▶ Goal of the exercise:
Give only the lines from the one containing "Patent image size: (1196, 892)." down to the one containing "The brake circuit compressed-air container 12 is", swapping "compressed-air system" for "pneumatic system" and keeping everything else the same.

▶ Records for the exercise:

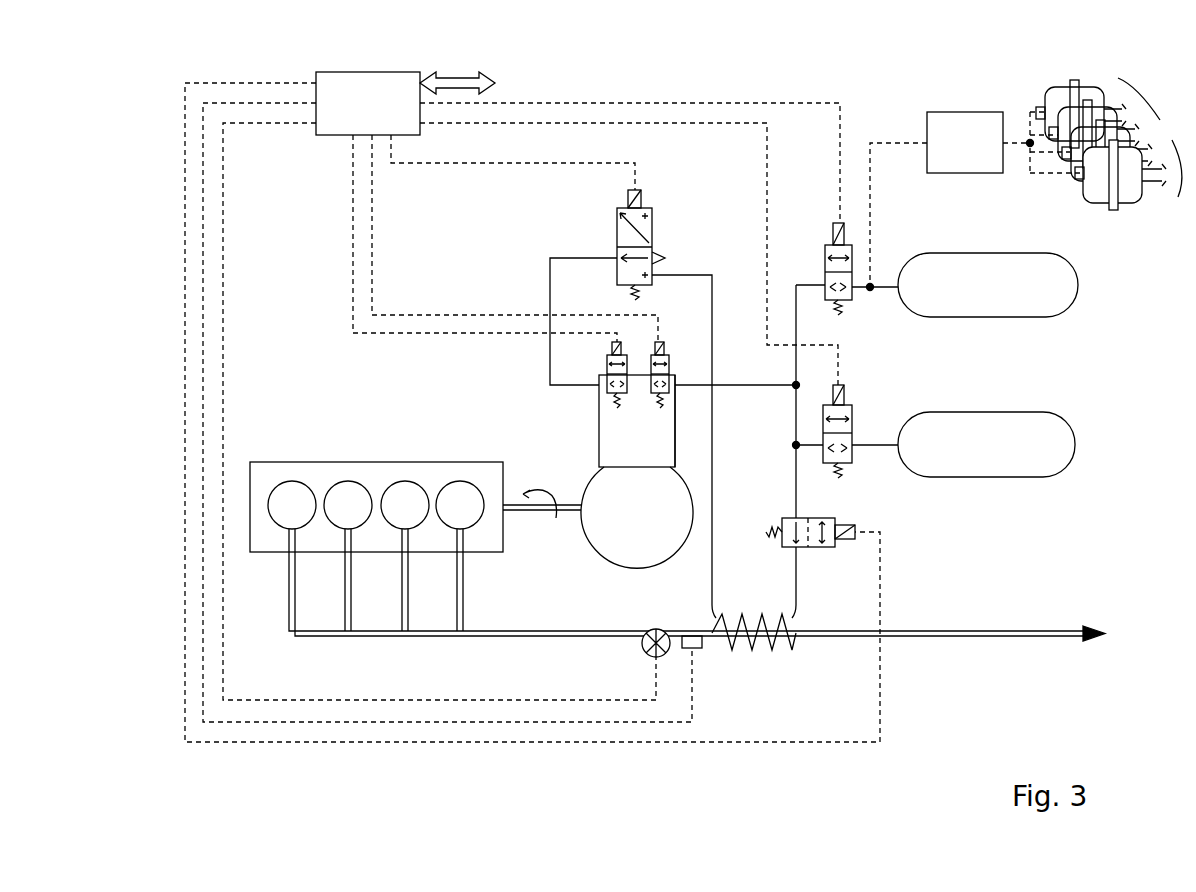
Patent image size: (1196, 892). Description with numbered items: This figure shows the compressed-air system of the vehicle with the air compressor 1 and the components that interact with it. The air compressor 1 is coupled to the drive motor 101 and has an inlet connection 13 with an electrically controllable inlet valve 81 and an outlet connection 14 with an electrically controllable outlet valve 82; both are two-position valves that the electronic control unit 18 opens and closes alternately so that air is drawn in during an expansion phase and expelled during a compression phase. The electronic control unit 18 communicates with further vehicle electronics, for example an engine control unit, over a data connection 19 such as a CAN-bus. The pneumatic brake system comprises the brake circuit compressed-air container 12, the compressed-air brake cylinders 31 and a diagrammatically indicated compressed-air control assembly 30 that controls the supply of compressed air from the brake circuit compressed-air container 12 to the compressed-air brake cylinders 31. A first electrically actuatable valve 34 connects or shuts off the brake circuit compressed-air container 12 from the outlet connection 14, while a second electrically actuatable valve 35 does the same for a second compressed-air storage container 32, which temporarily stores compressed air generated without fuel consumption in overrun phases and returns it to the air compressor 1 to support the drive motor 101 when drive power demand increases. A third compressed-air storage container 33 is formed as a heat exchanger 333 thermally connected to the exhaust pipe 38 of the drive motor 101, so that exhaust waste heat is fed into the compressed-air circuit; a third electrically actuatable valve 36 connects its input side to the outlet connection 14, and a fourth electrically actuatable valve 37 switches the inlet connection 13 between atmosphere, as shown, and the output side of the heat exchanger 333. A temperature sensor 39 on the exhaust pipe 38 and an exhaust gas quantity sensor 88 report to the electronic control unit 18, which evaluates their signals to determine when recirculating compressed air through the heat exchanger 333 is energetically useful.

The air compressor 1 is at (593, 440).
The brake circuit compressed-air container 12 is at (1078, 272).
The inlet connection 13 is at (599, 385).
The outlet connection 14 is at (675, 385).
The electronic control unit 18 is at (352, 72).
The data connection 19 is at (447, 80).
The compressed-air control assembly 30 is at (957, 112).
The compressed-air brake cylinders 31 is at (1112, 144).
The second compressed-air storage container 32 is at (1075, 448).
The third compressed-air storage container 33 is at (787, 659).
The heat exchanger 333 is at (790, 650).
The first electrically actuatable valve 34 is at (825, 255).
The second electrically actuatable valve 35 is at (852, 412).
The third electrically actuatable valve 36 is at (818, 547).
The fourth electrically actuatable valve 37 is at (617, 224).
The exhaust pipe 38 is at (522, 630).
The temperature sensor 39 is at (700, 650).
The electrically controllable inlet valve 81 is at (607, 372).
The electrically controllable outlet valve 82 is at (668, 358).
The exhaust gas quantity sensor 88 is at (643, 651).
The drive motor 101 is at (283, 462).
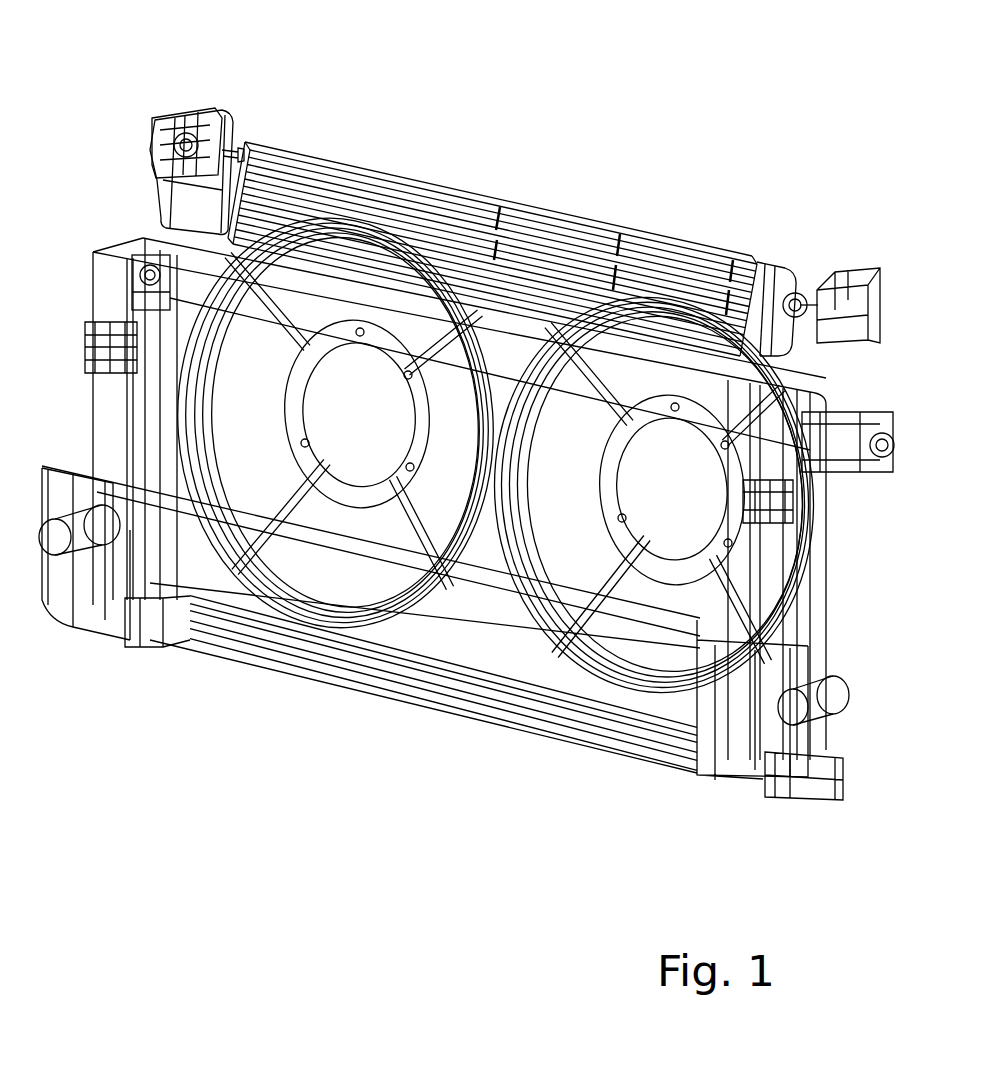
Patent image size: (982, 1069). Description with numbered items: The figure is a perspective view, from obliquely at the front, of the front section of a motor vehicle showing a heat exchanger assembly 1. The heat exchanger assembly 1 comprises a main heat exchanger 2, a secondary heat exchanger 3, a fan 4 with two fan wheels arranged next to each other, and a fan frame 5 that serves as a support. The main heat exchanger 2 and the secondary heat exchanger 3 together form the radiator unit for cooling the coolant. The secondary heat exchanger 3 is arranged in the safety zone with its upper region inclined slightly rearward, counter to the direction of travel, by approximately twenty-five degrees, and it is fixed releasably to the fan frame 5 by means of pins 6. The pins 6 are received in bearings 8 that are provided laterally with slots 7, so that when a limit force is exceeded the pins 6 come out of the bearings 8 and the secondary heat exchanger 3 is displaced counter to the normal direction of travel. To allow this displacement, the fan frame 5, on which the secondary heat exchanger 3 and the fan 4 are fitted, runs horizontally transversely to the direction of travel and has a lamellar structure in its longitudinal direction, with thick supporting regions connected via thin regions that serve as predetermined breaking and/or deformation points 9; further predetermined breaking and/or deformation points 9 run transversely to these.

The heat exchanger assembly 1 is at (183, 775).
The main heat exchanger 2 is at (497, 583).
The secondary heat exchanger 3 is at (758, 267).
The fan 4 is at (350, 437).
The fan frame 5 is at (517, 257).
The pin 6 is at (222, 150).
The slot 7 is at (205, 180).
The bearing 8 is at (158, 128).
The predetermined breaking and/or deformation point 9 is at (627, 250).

--

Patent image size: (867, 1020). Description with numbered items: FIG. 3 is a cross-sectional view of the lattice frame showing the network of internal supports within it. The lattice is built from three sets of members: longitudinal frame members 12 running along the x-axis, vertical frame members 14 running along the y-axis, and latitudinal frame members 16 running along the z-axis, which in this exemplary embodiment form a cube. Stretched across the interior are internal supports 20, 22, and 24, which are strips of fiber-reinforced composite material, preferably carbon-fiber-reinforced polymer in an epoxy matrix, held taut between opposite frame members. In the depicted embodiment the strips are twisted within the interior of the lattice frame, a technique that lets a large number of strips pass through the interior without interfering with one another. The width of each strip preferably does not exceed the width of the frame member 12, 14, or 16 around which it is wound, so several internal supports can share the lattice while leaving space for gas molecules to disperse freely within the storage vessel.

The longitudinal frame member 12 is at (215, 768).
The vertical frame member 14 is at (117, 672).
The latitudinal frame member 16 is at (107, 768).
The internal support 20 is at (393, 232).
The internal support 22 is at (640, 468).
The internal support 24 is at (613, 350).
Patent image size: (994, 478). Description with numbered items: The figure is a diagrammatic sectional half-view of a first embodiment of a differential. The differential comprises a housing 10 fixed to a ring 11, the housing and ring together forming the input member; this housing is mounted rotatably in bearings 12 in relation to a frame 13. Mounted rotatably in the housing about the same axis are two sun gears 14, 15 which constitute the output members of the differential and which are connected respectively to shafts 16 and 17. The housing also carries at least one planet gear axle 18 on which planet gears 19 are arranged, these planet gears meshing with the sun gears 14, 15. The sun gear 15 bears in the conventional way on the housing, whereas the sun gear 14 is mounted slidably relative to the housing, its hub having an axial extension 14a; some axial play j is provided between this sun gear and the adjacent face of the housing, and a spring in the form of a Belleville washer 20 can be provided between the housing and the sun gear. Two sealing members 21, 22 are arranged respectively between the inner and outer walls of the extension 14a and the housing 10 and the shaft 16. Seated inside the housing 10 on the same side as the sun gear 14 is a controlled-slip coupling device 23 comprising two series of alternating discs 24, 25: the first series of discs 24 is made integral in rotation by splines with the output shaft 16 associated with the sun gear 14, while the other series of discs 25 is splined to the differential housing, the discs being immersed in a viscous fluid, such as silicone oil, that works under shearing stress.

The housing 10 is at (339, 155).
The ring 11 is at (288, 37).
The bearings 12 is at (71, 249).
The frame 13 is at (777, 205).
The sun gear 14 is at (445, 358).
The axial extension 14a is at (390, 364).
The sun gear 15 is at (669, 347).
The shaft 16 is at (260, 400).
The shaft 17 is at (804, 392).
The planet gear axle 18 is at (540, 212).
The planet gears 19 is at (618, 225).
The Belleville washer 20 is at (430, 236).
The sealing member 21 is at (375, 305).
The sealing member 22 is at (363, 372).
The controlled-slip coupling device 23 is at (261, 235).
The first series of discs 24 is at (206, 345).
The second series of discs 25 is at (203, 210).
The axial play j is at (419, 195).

▶ Solution for this task:
Patent image size: (1196, 892). Description with numbered items: This figure shows the pneumatic system of the vehicle with the air compressor 1 and the components that interact with it. The air compressor 1 is coupled to the drive motor 101 and has an inlet connection 13 with an electrically controllable inlet valve 81 and an outlet connection 14 with an electrically controllable outlet valve 82; both are two-position valves that the electronic control unit 18 opens and closes alternately so that air is drawn in during an expansion phase and expelled during a compression phase. The electronic control unit 18 communicates with further vehicle electronics, for example an engine control unit, over a data connection 19 such as a CAN-bus. The pneumatic brake system comprises the brake circuit compressed-air container 12, the compressed-air brake cylinders 31 and a diagrammatically indicated compressed-air control assembly 30 that controls the supply of compressed air from the brake circuit compressed-air container 12 to the compressed-air brake cylinders 31. A first electrically actuatable valve 34 connects or shuts off the brake circuit compressed-air container 12 from the outlet connection 14, while a second electrically actuatable valve 35 does the same for a second compressed-air storage container 32, which temporarily stores compressed air generated without fuel consumption in overrun phases and returns it to the air compressor 1 to support the drive motor 101 when drive power demand increases. A third compressed-air storage container 33 is formed as a heat exchanger 333 thermally connected to the exhaust pipe 38 of the drive motor 101, so that exhaust waste heat is fed into the compressed-air circuit; a third electrically actuatable valve 36 connects its input side to the outlet connection 14, and a fourth electrically actuatable valve 37 switches the inlet connection 13 between atmosphere, as shown, and the output side of the heat exchanger 333. A temperature sensor 39 on the exhaust pipe 38 and an exhaust gas quantity sensor 88 report to the electronic control unit 18, which evaluates their signals to determine when recirculating compressed air through the heat exchanger 333 is energetically useful.

The air compressor 1 is at (593, 440).
The brake circuit compressed-air container 12 is at (1078, 272).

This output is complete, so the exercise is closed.